DATA LISTING -
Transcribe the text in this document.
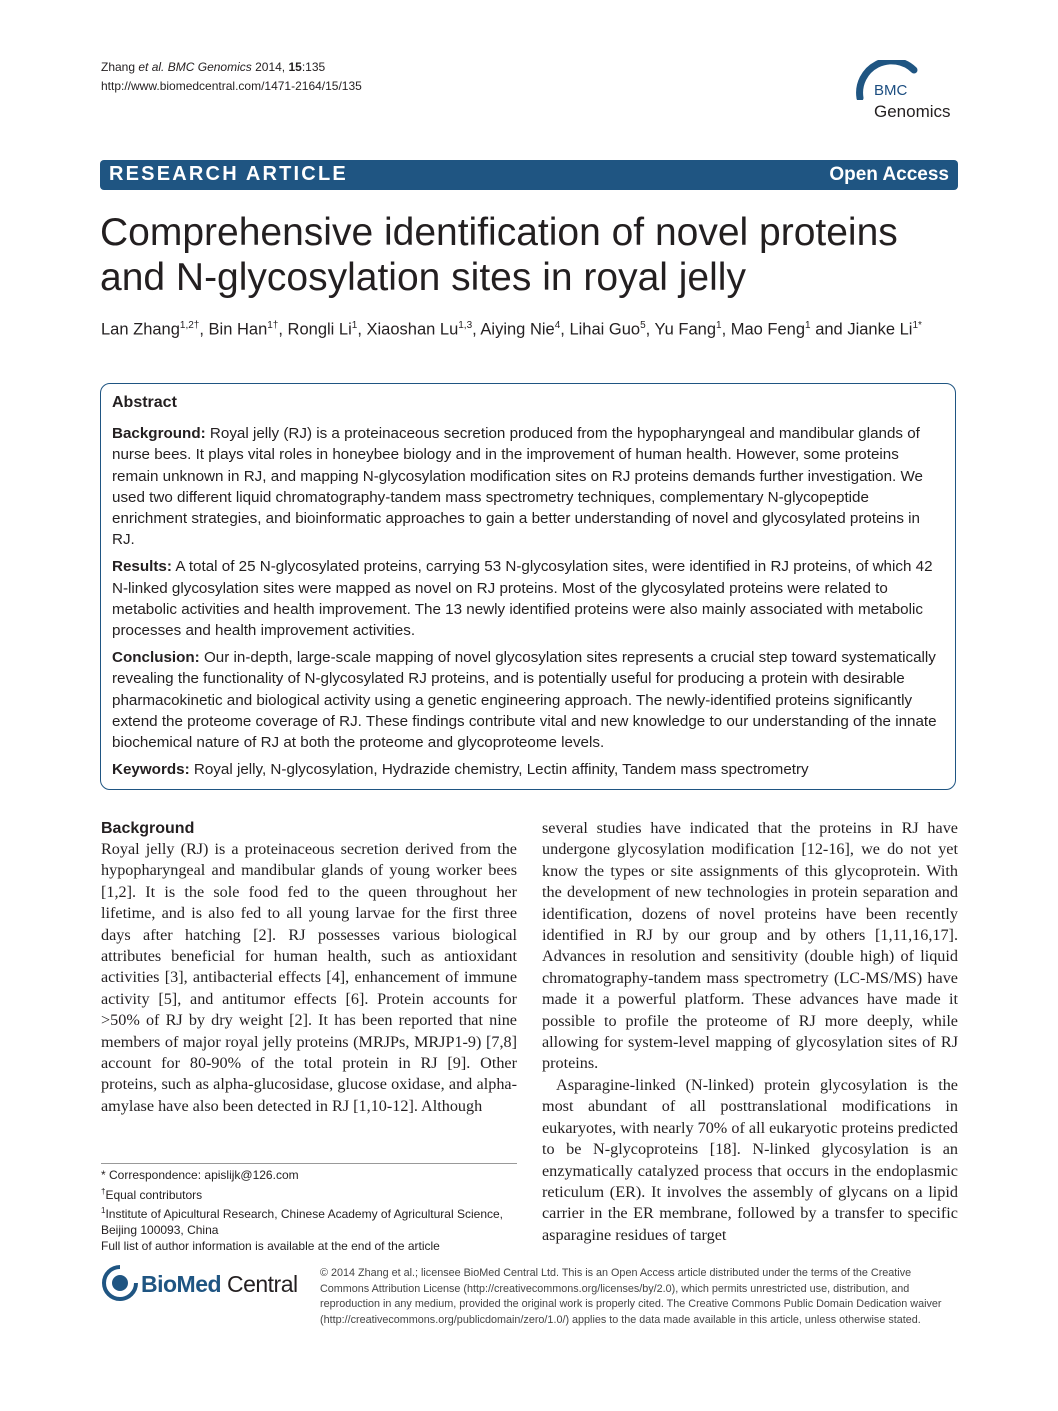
Zhang et al. BMC Genomics 2014, 15:135
http://www.biomedcentral.com/1471-2164/15/135	BMC
Genomics
RESEARCH ARTICLE	Open Access
Comprehensive identification of novel proteins and N-glycosylation sites in royal jelly
Lan Zhang$^{1,2\dagger}$, Bin Han$^{1\dagger}$, Rongli Li$^1$, Xiaoshan Lu$^{1,3}$, Aiying Nie$^4$, Lihai Guo$^5$, Yu Fang$^1$, Mao Feng$^1$ and Jianke $Li^{1*}$
Abstract

Background: Royal jelly (RJ) is a proteinaceous secretion produced from the hypopharyngeal and mandibular glands of nurse bees. It plays vital roles in honeybee biology and in the improvement of human health. However, some proteins remain unknown in RJ, and mapping N-glycosylation modification sites on RJ proteins demands further investigation. We used two different liquid chromatography-tandem mass spectrometry techniques, complementary N-glycopeptide enrichment strategies, and bioinformatic approaches to gain a better understanding of novel and glycosylated proteins in RJ.

Results: A total of 25 N-glycosylated proteins, carrying 53 N-glycosylation sites, were identified in RJ proteins, of which 42 N-linked glycosylation sites were mapped as novel on RJ proteins. Most of the glycosylated proteins were related to metabolic activities and health improvement. The 13 newly identified proteins were also mainly associated with metabolic processes and health improvement activities.

Conclusion: Our in-depth, large-scale mapping of novel glycosylation sites represents a crucial step toward systematically revealing the functionality of N-glycosylated RJ proteins, and is potentially useful for producing a protein with desirable pharmacokinetic and biological activity using a genetic engineering approach. The newly-identified proteins significantly extend the proteome coverage of RJ. These findings contribute vital and new knowledge to our understanding of the innate biochemical nature of RJ at both the proteome and glycoproteome levels.

Keywords: Royal jelly, N-glycosylation, Hydrazide chemistry, Lectin affinity, Tandem mass spectrometry

Background
Royal jelly (RJ) is a proteinaceous secretion derived from the hypopharyngeal and mandibular glands of young worker bees [1,2]. It is the sole food fed to the queen throughout her lifetime, and is also fed to all young larvae for the first three days after hatching [2]. RJ possesses various biological attributes beneficial for human health, such as antioxidant activities [3], antibacterial effects [4], enhancement of immune activity [5], and antitumor effects [6]. Protein accounts for >50% of RJ by dry weight [2]. It has been reported that nine members of major royal jelly proteins (MRJPs, MRJP1-9) [7,8] account for 80-90% of the total protein in RJ [9]. Other proteins, such as alpha-glucosidase, glucose oxidase, and alpha-amylase have also been detected in RJ [1,10-12]. Although
several studies have indicated that the proteins in RJ have undergone glycosylation modification [12-16], we do not yet know the types or site assignments of this glycoprotein. With the development of new technologies in protein separation and identification, dozens of novel proteins have been recently identified in RJ by our group and by others [1,11,16,17]. Advances in resolution and sensitivity (double high) of liquid chromatography-tandem mass spectrometry (LC-MS/MS) have made it a powerful platform. These advances have made it possible to profile the proteome of RJ more deeply, while allowing for system-level mapping of glycosylation sites of RJ proteins.
Asparagine-linked (N-linked) protein glycosylation is the most abundant of all posttranslational modifications in eukaryotes, with nearly 70% of all eukaryotic proteins predicted to be N-glycoproteins [18]. N-linked glycosylation is an enzymatically catalyzed process that occurs in the endoplasmic reticulum (ER). It involves the assembly of glycans on a lipid carrier in the ER membrane, followed by a transfer to specific asparagine residues of target
* Correspondence: apislijk@126.com
†Equal contributors
$^1$Institute of Apicultural Research, Chinese Academy of Agricultural Science, Beijing 100093, China
Full list of author information is available at the end of the article
BioMed Central © 2014 Zhang et al.; licensee BioMed Central Ltd. This is an Open Access article distributed under the terms of the Creative Commons Attribution License (http://creativecommons.org/licenses/by/2.0), which permits unrestricted use, distribution, and reproduction in any medium, provided the original work is properly cited. The Creative Commons Public Domain Dedication waiver (http://creativecommons.org/publicdomain/zero/1.0/) applies to the data made available in this article, unless otherwise stated.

EXERCISE INSTRUCTIONS -
Return all lines from the data that include the string "Genomics".

FINAL ANSWER -
Zhang et al. BMC Genomics 2014, 15:135
Genomics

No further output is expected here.